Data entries
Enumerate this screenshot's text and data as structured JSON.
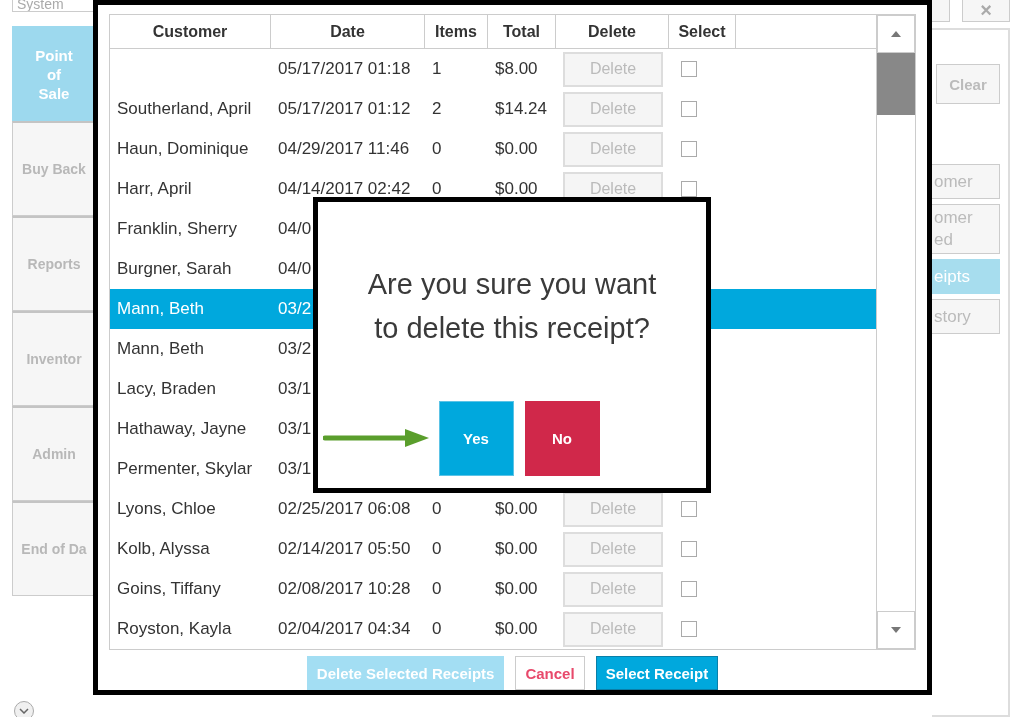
{
  "sidebar": {
    "search": {
      "value": "System"
    },
    "items": [
      {
        "label": "Point of Sale",
        "selected": true
      },
      {
        "label": "Buy Back",
        "selected": false
      },
      {
        "label": "Reports",
        "selected": false
      },
      {
        "label": "Inventor",
        "selected": false
      },
      {
        "label": "Admin",
        "selected": false
      },
      {
        "label": "End of Da",
        "selected": false
      }
    ]
  },
  "right_panel": {
    "close": "×",
    "clear": "Clear",
    "buttons": [
      {
        "label": "omer",
        "selected": false
      },
      {
        "label": "omer ed",
        "selected": false
      },
      {
        "label": "eipts",
        "selected": true
      },
      {
        "label": "story",
        "selected": false
      }
    ]
  },
  "table": {
    "columns": [
      "Customer",
      "Date",
      "Items",
      "Total",
      "Delete",
      "Select"
    ],
    "rows": [
      {
        "date": "05/17/2017 01:18",
        "items": "1",
        "total": "$8.00",
        "delete": "Delete",
        "checked": false,
        "selected": false
      },
      {
        "customer": "Southerland, April",
        "date": "05/17/2017 01:12",
        "items": "2",
        "total": "$14.24",
        "delete": "Delete",
        "checked": false,
        "selected": false
      },
      {
        "customer": "Haun, Dominique",
        "date": "04/29/2017 11:46",
        "items": "0",
        "total": "$0.00",
        "delete": "Delete",
        "checked": false,
        "selected": false
      },
      {
        "customer": "Harr, April",
        "date": "04/14/2017 02:42",
        "items": "0",
        "total": "$0.00",
        "delete": "Delete",
        "checked": false,
        "selected": false
      },
      {
        "customer": "Franklin, Sherry",
        "date": "04/0",
        "selected": false
      },
      {
        "customer": "Burgner, Sarah",
        "date": "04/0",
        "selected": false
      },
      {
        "customer": "Mann, Beth",
        "date": "03/2",
        "selected": true
      },
      {
        "customer": "Mann, Beth",
        "date": "03/2",
        "selected": false
      },
      {
        "customer": "Lacy, Braden",
        "date": "03/1",
        "selected": false
      },
      {
        "customer": "Hathaway, Jayne",
        "date": "03/1",
        "selected": false
      },
      {
        "customer": "Permenter, Skylar",
        "date": "03/1",
        "selected": false
      },
      {
        "customer": "Lyons, Chloe",
        "date": "02/25/2017 06:08",
        "items": "0",
        "total": "$0.00",
        "delete": "Delete",
        "checked": false,
        "selected": false
      },
      {
        "customer": "Kolb, Alyssa",
        "date": "02/14/2017 05:50",
        "items": "0",
        "total": "$0.00",
        "delete": "Delete",
        "checked": false,
        "selected": false
      },
      {
        "customer": "Goins, Tiffany",
        "date": "02/08/2017 10:28",
        "items": "0",
        "total": "$0.00",
        "delete": "Delete",
        "checked": false,
        "selected": false
      },
      {
        "customer": "Royston, Kayla",
        "date": "02/04/2017 04:34",
        "items": "0",
        "total": "$0.00",
        "delete": "Delete",
        "checked": false,
        "selected": false
      }
    ]
  },
  "footer_buttons": [
    {
      "label": "Delete Selected Receipts",
      "kind": "disabled"
    },
    {
      "label": "Cancel",
      "kind": "cancel"
    },
    {
      "label": "Select Receipt",
      "kind": "primary"
    }
  ],
  "confirm": {
    "message": "Are you sure you want to delete this receipt?",
    "yes": "Yes",
    "no": "No"
  }
}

- [WHAT TO WORK ON]:
Give back every line exactly as it stands, pictures excluded.

- [OUTPUT BELOW]:
Enumerate this screenshot's text and data as structured JSON.
{
  "sidebar": {
    "search": {
      "value": "System"
    },
    "items": [
      {
        "label": "Point of Sale",
        "selected": true
      },
      {
        "label": "Buy Back",
        "selected": false
      },
      {
        "label": "Reports",
        "selected": false
      },
      {
        "label": "Inventor",
        "selected": false
      },
      {
        "label": "Admin",
        "selected": false
      },
      {
        "label": "End of Da",
        "selected": false
      }
    ]
  },
  "right_panel": {
    "close": "×",
    "clear": "Clear",
    "buttons": [
      {
        "label": "omer",
        "selected": false
      },
      {
        "label": "omer ed",
        "selected": false
      },
      {
        "label": "eipts",
        "selected": true
      },
      {
        "label": "story",
        "selected": false
      }
    ]
  },
  "table": {
    "columns": [
      "Customer",
      "Date",
      "Items",
      "Total",
      "Delete",
      "Select"
    ],
    "rows": [
      {
        "date": "05/17/2017 01:18",
        "items": "1",
        "total": "$8.00",
        "delete": "Delete",
        "checked": false,
        "selected": false
      },
      {
        "customer": "Southerland, April",
        "date": "05/17/2017 01:12",
        "items": "2",
        "total": "$14.24",
        "delete": "Delete",
        "checked": false,
        "selected": false
      },
      {
        "customer": "Haun, Dominique",
        "date": "04/29/2017 11:46",
        "items": "0",
        "total": "$0.00",
        "delete": "Delete",
        "checked": false,
        "selected": false
      },
      {
        "customer": "Harr, April",
        "date": "04/14/2017 02:42",
        "items": "0",
        "total": "$0.00",
        "delete": "Delete",
        "checked": false,
        "selected": false
      },
      {
        "customer": "Franklin, Sherry",
        "date": "04/0",
        "selected": false
      },
      {
        "customer": "Burgner, Sarah",
        "date": "04/0",
        "selected": false
      },
      {
        "customer": "Mann, Beth",
        "date": "03/2",
        "selected": true
      },
      {
        "customer": "Mann, Beth",
        "date": "03/2",
        "selected": false
      },
      {
        "customer": "Lacy, Braden",
        "date": "03/1",
        "selected": false
      },
      {
        "customer": "Hathaway, Jayne",
        "date": "03/1",
        "selected": false
      },
      {
        "customer": "Permenter, Skylar",
        "date": "03/1",
        "selected": false
      },
      {
        "customer": "Lyons, Chloe",
        "date": "02/25/2017 06:08",
        "items": "0",
        "total": "$0.00",
        "delete": "Delete",
        "checked": false,
        "selected": false
      },
      {
        "customer": "Kolb, Alyssa",
        "date": "02/14/2017 05:50",
        "items": "0",
        "total": "$0.00",
        "delete": "Delete",
        "checked": false,
        "selected": false
      },
      {
        "customer": "Goins, Tiffany",
        "date": "02/08/2017 10:28",
        "items": "0",
        "total": "$0.00",
        "delete": "Delete",
        "checked": false,
        "selected": false
      },
      {
        "customer": "Royston, Kayla",
        "date": "02/04/2017 04:34",
        "items": "0",
        "total": "$0.00",
        "delete": "Delete",
        "checked": false,
        "selected": false
      }
    ]
  },
  "footer_buttons": [
    {
      "label": "Delete Selected Receipts",
      "kind": "disabled"
    },
    {
      "label": "Cancel",
      "kind": "cancel"
    },
    {
      "label": "Select Receipt",
      "kind": "primary"
    }
  ],
  "confirm": {
    "message": "Are you sure you want to delete this receipt?",
    "yes": "Yes",
    "no": "No"
  }
}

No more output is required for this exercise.